> [BRIEF]:
Take every line where the string "Gold" appears and copy it.

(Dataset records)
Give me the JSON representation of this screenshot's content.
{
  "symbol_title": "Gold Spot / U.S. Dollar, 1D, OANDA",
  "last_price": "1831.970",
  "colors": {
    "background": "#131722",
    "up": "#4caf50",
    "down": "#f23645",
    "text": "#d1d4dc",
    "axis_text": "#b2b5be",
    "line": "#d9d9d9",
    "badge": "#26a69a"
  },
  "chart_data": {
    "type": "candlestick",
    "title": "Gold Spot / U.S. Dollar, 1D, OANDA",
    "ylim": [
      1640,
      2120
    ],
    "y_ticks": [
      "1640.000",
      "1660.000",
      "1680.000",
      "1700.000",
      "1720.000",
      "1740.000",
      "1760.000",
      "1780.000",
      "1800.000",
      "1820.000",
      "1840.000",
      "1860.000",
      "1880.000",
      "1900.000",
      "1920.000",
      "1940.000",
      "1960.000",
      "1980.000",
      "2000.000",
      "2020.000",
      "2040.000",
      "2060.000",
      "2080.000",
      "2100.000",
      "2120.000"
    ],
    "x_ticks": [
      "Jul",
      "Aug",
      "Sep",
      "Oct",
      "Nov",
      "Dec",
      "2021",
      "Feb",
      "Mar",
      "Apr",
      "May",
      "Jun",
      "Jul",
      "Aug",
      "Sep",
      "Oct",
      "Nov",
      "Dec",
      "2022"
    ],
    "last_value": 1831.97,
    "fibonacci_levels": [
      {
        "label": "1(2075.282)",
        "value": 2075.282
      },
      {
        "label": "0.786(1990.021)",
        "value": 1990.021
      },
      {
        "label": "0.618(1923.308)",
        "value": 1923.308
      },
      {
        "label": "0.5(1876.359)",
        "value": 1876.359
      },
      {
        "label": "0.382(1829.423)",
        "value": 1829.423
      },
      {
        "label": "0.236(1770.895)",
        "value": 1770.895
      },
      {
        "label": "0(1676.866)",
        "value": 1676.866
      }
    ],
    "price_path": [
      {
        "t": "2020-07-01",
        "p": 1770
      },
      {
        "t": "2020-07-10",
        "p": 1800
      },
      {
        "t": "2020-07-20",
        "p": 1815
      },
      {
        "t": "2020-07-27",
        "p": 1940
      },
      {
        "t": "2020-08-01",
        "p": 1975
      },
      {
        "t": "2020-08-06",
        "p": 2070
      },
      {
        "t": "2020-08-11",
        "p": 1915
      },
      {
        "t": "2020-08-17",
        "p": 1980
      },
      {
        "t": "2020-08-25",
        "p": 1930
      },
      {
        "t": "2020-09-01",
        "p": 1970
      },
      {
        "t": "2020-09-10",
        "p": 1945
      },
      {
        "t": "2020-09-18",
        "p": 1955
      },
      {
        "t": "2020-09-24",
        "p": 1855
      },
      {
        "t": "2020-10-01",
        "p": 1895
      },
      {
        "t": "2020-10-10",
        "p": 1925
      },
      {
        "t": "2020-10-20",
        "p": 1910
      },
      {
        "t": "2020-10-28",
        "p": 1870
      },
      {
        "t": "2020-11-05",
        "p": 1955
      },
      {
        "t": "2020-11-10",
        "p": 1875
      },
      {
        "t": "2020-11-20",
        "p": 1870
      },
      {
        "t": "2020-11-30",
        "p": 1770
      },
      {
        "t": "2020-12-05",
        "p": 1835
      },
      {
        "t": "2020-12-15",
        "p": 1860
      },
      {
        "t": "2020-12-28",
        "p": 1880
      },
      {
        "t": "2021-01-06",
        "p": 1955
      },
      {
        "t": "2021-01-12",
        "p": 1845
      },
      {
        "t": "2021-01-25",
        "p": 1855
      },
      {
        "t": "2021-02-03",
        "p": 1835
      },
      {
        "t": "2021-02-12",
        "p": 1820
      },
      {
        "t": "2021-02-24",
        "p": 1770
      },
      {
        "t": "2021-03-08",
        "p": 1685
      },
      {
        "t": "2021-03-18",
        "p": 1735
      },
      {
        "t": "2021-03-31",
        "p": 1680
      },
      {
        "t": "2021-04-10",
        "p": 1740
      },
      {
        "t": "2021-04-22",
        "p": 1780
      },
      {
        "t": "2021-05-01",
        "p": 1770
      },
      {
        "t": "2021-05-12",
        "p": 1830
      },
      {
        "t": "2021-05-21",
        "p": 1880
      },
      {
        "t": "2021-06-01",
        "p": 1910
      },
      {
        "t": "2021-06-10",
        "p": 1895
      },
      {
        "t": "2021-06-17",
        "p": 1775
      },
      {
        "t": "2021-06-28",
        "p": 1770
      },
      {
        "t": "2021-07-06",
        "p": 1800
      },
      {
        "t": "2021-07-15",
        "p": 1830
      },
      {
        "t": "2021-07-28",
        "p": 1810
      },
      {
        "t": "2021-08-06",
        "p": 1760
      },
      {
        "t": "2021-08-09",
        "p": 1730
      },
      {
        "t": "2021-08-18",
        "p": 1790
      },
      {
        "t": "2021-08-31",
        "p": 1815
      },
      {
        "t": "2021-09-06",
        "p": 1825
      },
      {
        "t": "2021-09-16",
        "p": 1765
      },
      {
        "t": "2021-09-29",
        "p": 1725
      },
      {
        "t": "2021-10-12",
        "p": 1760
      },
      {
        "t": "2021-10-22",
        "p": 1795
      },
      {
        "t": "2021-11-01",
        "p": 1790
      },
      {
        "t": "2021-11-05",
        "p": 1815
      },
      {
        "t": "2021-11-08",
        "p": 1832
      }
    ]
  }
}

> [SOLVED PROBLEM]:
  "symbol_title": "Gold Spot / U.S. Dollar, 1D, OANDA",
    "title": "Gold Spot / U.S. Dollar, 1D, OANDA",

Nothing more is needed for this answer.